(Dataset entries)
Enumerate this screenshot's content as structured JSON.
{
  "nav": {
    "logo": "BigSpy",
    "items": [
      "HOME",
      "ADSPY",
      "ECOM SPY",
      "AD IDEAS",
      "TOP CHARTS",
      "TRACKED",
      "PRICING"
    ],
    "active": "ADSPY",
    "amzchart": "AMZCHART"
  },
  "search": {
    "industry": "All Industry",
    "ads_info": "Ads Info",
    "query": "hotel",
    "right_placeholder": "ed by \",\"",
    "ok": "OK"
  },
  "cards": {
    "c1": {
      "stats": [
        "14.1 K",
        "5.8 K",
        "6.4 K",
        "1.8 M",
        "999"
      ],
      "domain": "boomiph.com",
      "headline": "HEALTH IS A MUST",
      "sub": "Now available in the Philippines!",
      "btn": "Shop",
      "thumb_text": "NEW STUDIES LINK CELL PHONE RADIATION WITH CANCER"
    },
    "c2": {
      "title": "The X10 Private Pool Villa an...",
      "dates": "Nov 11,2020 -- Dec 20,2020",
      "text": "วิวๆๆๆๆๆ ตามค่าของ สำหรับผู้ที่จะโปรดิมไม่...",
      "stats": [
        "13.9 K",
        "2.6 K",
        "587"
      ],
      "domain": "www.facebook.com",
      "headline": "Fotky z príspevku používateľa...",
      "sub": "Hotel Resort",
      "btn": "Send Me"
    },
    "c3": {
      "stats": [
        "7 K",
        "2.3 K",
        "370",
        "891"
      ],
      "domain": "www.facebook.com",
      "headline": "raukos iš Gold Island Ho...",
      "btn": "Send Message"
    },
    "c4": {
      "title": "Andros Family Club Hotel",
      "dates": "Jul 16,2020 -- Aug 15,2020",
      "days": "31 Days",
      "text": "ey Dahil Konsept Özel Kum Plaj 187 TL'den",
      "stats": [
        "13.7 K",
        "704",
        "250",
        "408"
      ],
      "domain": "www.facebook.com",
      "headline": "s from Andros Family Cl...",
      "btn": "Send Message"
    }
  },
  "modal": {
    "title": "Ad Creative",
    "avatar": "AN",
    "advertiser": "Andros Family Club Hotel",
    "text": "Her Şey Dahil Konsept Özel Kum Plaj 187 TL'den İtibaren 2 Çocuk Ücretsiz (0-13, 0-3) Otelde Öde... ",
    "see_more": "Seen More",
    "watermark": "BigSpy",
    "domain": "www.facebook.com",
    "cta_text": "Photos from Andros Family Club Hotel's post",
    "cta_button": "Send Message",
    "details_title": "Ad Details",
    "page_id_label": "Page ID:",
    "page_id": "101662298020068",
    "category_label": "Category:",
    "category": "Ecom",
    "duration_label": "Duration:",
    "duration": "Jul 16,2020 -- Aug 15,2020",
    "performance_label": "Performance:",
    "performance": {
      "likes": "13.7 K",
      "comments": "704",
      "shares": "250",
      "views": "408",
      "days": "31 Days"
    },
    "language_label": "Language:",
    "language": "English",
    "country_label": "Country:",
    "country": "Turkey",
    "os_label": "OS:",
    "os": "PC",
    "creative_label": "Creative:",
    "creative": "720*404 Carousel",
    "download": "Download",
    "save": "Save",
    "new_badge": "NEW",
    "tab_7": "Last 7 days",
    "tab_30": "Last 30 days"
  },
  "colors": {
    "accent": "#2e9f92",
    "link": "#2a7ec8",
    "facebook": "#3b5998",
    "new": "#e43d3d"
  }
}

**EXERCISE DETAILS:** Copy each line containing the word "Konsept" from the data.

**RESPONSE TO THE EXERCISE:**
      "text": "ey Dahil Konsept Özel Kum Plaj 187 TL'den",
    "text": "Her Şey Dahil Konsept Özel Kum Plaj 187 TL'den İtibaren 2 Çocuk Ücretsiz (0-13, 0-3) Otelde Öde... ",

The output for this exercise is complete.